** BEGIN DATASET **

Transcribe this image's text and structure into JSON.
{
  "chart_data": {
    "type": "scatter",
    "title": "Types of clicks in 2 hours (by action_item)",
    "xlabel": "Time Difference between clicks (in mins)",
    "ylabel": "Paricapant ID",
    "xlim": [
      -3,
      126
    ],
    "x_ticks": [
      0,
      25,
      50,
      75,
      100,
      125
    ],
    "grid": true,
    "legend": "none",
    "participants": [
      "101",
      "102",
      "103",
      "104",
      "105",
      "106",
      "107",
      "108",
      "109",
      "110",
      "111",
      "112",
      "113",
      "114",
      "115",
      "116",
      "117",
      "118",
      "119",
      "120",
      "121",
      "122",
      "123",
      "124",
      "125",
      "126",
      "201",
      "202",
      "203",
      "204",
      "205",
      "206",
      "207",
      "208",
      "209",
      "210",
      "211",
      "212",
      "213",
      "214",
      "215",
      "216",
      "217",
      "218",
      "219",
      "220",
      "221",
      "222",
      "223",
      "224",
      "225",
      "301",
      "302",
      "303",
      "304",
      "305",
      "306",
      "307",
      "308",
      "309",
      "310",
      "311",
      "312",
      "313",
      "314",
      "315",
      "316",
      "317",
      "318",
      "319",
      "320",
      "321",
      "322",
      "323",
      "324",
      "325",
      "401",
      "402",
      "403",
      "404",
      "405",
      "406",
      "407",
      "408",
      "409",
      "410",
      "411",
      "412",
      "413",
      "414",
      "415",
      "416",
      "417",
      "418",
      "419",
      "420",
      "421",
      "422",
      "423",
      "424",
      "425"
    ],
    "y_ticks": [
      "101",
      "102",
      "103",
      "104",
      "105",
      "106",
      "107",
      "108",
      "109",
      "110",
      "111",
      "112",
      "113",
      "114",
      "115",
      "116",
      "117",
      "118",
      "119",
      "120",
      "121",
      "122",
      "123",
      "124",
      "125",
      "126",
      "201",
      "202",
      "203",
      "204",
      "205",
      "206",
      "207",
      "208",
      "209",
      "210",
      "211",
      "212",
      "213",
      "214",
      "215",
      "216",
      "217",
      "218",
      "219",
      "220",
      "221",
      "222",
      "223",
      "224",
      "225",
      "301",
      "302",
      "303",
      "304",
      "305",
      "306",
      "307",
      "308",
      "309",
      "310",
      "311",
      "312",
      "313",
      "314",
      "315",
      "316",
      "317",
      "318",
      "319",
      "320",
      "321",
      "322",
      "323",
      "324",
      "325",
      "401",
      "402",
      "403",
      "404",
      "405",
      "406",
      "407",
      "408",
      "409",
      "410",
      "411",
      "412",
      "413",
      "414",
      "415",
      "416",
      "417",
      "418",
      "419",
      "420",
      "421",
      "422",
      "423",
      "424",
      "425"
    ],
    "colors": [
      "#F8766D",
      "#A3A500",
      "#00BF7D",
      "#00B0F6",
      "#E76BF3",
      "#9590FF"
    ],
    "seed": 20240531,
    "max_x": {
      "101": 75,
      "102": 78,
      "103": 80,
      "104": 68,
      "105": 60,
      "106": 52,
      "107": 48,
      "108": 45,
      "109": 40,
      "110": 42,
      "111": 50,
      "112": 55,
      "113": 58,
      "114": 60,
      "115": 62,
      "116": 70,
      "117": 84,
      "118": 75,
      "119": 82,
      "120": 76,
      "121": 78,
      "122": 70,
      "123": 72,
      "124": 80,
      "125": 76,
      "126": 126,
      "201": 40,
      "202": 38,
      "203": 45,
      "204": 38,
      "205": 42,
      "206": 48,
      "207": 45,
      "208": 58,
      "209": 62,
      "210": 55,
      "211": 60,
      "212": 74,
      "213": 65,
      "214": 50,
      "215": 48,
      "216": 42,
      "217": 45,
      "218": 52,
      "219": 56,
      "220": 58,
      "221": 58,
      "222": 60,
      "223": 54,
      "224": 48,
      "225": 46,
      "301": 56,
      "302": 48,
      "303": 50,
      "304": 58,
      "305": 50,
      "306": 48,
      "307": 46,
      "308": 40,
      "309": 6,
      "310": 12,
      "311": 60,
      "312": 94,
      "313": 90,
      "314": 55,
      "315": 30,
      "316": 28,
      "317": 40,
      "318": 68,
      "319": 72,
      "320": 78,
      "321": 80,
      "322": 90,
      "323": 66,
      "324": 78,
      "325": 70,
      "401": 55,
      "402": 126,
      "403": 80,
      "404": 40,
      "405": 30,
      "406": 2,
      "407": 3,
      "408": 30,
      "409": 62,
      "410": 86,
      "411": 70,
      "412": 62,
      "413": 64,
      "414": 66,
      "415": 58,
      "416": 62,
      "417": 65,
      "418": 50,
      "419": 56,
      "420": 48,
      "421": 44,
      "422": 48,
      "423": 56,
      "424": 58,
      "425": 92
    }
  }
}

** END DATASET **
** BEGIN DATASET **

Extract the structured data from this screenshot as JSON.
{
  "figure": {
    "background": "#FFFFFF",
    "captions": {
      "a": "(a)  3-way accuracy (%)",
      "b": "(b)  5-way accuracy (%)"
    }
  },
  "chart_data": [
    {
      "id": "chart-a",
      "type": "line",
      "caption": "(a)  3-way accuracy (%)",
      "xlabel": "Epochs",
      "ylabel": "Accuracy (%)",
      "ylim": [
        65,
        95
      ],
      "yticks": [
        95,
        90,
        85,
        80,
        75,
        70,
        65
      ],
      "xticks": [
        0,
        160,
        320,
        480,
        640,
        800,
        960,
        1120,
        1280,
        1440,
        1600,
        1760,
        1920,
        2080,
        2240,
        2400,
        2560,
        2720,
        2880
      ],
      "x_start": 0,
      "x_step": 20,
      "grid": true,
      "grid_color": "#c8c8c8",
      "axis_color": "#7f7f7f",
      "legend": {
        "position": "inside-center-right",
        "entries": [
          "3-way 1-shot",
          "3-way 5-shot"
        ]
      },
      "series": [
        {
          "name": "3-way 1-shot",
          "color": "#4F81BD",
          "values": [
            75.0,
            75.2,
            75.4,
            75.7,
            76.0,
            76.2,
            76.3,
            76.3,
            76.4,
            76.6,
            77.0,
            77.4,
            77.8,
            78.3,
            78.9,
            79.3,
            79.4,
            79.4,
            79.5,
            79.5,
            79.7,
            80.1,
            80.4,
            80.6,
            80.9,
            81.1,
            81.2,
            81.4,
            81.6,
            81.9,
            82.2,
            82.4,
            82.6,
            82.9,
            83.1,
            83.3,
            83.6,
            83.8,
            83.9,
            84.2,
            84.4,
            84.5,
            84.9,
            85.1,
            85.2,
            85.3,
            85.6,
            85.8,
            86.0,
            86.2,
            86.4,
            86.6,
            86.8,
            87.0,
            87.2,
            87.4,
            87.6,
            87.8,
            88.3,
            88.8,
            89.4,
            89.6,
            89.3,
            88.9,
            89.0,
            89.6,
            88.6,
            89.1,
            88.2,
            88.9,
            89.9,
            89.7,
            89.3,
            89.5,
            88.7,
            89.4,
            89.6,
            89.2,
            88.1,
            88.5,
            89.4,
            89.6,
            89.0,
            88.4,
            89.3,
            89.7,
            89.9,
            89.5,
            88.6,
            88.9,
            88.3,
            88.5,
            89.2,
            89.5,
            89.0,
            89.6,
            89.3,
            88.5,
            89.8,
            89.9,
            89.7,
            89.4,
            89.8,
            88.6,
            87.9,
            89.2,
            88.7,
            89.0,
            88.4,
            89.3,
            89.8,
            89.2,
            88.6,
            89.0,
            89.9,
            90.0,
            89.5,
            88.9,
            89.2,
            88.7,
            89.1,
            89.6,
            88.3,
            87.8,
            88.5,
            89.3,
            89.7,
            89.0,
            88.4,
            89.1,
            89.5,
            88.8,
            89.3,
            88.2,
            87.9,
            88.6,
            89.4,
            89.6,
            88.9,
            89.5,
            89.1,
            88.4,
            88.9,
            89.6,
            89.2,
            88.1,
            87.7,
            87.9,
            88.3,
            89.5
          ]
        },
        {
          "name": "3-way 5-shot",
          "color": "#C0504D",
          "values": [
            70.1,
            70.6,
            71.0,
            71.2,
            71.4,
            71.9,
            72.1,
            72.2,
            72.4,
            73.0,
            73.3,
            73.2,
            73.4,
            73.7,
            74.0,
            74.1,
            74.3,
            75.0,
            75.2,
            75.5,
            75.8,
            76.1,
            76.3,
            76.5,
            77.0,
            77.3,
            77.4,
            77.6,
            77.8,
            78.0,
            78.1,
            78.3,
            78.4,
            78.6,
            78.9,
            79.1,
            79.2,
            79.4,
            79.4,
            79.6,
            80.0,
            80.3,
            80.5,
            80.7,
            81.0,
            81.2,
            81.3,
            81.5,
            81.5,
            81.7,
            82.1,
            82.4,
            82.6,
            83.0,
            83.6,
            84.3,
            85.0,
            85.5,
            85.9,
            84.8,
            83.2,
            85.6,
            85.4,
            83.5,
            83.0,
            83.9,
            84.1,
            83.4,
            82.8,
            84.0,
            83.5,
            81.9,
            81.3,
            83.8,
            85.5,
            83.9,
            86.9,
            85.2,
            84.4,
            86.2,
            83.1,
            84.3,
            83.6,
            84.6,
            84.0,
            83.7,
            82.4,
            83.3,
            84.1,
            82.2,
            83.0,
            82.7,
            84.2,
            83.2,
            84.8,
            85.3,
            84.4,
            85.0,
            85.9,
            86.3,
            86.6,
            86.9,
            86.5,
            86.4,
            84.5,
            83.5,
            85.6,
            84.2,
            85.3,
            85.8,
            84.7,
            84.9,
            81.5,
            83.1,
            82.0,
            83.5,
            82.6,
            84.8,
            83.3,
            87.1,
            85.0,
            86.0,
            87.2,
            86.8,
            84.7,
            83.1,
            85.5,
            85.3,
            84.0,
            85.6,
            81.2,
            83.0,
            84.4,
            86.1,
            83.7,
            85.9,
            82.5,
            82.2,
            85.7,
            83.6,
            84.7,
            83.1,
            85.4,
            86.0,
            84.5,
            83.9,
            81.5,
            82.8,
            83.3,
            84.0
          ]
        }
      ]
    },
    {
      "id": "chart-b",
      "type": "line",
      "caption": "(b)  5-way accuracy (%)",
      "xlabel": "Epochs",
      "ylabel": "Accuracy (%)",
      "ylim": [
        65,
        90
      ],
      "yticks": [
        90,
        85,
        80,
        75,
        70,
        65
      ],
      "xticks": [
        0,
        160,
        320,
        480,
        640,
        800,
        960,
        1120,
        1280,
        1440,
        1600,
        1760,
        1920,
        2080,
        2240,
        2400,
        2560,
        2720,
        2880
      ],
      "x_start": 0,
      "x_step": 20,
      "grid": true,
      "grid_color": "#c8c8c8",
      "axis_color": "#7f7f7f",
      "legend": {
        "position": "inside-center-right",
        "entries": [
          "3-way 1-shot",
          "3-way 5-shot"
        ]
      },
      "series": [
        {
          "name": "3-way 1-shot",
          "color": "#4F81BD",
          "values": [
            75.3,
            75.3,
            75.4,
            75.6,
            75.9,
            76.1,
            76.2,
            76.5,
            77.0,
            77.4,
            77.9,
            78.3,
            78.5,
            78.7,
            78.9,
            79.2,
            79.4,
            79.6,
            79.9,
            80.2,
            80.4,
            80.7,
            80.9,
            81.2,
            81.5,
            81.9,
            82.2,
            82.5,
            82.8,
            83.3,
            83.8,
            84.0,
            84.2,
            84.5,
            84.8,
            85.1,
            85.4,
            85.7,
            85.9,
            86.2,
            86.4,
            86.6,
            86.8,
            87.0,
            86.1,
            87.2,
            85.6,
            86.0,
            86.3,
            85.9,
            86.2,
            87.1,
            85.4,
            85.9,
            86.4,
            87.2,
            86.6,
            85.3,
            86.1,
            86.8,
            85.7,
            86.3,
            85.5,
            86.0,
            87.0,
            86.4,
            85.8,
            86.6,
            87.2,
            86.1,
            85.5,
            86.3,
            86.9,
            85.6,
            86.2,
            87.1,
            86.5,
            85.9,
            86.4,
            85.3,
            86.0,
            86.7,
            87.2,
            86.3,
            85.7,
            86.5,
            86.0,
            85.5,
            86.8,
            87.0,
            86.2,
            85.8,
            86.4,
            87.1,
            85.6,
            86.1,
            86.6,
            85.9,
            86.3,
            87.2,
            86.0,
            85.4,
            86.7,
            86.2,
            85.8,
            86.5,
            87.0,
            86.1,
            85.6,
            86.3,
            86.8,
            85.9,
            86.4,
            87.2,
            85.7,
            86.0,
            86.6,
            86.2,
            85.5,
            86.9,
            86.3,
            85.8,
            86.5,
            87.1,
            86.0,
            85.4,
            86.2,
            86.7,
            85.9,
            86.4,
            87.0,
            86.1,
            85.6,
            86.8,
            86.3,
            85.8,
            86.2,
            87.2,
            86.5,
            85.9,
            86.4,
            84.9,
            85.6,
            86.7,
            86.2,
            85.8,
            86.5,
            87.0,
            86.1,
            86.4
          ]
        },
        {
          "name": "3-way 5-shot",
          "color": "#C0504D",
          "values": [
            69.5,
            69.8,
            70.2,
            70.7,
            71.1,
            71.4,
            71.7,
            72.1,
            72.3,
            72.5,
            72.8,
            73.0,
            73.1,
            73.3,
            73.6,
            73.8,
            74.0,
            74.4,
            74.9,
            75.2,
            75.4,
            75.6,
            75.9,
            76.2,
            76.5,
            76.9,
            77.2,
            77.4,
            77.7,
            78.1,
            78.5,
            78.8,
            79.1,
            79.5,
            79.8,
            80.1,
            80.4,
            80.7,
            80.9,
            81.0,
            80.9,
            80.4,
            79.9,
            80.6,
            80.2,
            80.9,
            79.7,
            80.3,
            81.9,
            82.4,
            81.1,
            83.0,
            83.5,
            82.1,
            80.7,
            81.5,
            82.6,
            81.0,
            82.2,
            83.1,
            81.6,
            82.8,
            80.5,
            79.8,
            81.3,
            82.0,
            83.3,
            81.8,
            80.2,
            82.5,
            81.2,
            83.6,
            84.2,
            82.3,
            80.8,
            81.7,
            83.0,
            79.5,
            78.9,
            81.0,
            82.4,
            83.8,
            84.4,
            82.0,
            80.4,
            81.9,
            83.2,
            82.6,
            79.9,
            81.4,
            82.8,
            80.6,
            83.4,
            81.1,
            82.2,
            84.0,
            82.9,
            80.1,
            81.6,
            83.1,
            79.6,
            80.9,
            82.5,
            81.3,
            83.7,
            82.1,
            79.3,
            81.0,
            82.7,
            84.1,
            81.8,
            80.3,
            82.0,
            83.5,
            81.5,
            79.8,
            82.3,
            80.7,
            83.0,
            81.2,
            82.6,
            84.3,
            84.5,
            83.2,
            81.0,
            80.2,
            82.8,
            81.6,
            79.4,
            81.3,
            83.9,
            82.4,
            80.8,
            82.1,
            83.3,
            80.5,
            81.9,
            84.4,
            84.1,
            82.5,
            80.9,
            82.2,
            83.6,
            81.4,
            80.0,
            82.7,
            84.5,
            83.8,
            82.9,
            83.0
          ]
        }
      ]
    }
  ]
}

** END DATASET **
** BEGIN DATASET **

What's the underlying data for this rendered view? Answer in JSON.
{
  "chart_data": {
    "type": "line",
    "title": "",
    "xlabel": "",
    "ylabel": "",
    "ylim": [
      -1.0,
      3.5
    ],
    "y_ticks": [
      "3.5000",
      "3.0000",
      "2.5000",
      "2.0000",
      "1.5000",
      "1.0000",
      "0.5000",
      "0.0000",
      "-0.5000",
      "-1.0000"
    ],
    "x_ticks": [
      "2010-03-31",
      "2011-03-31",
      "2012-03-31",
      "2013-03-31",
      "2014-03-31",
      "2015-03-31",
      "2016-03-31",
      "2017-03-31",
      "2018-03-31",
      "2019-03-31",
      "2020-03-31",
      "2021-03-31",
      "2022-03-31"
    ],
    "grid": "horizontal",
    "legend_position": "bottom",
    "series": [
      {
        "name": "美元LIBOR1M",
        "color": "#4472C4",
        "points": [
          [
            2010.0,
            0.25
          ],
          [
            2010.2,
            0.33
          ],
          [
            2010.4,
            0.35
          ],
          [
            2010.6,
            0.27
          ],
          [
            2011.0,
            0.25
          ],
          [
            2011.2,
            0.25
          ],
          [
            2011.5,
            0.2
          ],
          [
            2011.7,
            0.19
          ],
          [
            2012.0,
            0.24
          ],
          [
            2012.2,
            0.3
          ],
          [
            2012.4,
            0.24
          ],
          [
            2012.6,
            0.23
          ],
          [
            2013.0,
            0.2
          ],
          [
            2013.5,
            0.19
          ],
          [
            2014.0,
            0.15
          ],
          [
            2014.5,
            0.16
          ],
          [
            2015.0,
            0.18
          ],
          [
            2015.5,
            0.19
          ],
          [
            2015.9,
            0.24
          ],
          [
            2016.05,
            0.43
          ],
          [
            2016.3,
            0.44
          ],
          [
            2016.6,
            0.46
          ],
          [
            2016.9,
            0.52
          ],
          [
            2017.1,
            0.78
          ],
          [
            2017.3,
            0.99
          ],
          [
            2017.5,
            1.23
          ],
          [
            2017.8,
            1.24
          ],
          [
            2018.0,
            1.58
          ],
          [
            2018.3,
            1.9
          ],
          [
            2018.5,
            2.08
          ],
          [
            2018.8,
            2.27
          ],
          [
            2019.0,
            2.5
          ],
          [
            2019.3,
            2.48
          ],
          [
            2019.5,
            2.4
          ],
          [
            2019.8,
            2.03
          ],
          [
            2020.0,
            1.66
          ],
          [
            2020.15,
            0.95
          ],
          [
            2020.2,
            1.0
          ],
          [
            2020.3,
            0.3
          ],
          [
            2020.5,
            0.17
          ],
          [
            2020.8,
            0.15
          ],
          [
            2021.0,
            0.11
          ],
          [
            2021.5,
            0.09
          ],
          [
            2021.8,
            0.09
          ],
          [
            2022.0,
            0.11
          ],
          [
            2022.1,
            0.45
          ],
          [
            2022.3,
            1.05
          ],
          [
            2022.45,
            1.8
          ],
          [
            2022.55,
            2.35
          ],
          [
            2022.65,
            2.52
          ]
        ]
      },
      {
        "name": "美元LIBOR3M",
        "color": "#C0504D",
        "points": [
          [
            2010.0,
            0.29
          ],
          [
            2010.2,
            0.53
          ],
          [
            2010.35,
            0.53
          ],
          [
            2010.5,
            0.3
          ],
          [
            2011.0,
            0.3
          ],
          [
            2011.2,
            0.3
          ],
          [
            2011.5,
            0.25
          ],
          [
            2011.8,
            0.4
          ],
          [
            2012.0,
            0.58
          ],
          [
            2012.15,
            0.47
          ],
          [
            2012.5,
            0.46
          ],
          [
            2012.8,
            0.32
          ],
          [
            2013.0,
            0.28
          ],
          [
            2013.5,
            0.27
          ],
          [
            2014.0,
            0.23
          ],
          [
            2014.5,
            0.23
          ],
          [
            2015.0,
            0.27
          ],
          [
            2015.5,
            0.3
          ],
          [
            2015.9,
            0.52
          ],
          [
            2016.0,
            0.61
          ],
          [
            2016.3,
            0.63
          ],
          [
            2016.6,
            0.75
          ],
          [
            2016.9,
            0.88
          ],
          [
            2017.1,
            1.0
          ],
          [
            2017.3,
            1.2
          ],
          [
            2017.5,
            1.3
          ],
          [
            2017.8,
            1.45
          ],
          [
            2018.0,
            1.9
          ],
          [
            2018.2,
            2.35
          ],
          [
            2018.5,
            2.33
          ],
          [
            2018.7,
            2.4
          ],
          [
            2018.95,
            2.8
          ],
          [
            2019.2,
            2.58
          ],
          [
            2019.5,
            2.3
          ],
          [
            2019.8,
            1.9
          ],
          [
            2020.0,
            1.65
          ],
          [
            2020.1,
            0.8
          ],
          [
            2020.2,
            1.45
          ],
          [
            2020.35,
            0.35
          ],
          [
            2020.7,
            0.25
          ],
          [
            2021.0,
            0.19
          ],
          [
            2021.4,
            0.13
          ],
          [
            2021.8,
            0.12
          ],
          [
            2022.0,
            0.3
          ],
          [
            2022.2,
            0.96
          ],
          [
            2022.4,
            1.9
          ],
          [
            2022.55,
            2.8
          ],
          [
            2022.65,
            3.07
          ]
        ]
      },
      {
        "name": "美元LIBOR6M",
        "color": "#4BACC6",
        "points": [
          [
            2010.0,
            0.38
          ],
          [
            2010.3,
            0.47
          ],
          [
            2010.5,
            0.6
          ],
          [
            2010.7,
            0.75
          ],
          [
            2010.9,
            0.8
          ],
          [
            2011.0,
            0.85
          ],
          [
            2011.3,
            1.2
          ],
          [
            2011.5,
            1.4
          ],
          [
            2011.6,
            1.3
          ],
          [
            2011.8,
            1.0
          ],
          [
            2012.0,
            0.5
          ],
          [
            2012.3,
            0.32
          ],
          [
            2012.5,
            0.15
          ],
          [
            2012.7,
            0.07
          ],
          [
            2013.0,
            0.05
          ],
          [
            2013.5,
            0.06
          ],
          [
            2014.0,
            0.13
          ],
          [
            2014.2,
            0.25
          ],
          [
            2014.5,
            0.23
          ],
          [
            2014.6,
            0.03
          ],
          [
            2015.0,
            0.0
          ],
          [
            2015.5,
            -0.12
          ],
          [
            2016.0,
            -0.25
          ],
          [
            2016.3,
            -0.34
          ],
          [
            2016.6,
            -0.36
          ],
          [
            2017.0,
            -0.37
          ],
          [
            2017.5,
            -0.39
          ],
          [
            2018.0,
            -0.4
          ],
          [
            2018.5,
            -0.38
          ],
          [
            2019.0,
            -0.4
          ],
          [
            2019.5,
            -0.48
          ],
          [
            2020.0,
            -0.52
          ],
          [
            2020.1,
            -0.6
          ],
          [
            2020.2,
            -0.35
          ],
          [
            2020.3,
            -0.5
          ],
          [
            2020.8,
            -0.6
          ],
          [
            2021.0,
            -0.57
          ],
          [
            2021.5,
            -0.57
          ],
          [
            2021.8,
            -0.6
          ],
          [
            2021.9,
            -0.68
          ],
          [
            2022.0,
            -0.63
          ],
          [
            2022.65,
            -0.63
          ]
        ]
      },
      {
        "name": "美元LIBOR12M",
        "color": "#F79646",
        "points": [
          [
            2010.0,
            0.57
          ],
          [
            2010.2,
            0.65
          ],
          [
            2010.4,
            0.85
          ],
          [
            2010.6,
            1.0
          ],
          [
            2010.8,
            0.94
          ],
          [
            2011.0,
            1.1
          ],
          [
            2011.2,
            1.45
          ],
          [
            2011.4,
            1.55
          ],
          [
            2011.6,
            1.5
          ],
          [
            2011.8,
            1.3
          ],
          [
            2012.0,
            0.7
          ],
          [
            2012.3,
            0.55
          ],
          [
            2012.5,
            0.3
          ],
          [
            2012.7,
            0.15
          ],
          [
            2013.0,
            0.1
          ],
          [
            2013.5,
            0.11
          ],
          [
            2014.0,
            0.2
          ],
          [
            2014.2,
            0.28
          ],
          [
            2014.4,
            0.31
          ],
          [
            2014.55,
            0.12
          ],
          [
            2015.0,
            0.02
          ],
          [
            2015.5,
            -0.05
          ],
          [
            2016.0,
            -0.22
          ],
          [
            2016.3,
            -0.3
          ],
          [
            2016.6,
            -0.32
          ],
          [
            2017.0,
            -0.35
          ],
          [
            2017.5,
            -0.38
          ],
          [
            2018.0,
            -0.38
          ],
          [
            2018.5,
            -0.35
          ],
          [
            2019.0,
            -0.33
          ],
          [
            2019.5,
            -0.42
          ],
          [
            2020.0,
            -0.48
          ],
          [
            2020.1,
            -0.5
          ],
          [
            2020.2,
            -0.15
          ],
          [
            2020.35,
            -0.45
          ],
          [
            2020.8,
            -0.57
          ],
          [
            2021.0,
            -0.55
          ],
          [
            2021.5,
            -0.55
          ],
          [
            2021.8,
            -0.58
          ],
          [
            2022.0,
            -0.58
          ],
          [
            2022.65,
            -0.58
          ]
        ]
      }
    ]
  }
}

** END DATASET **

■ WHAT IS BEING ASKED: Among the records above, how many lines carry the string "title"? Reply with the number alone.

■ OUTPUT FOR THIS EXERCISE: 2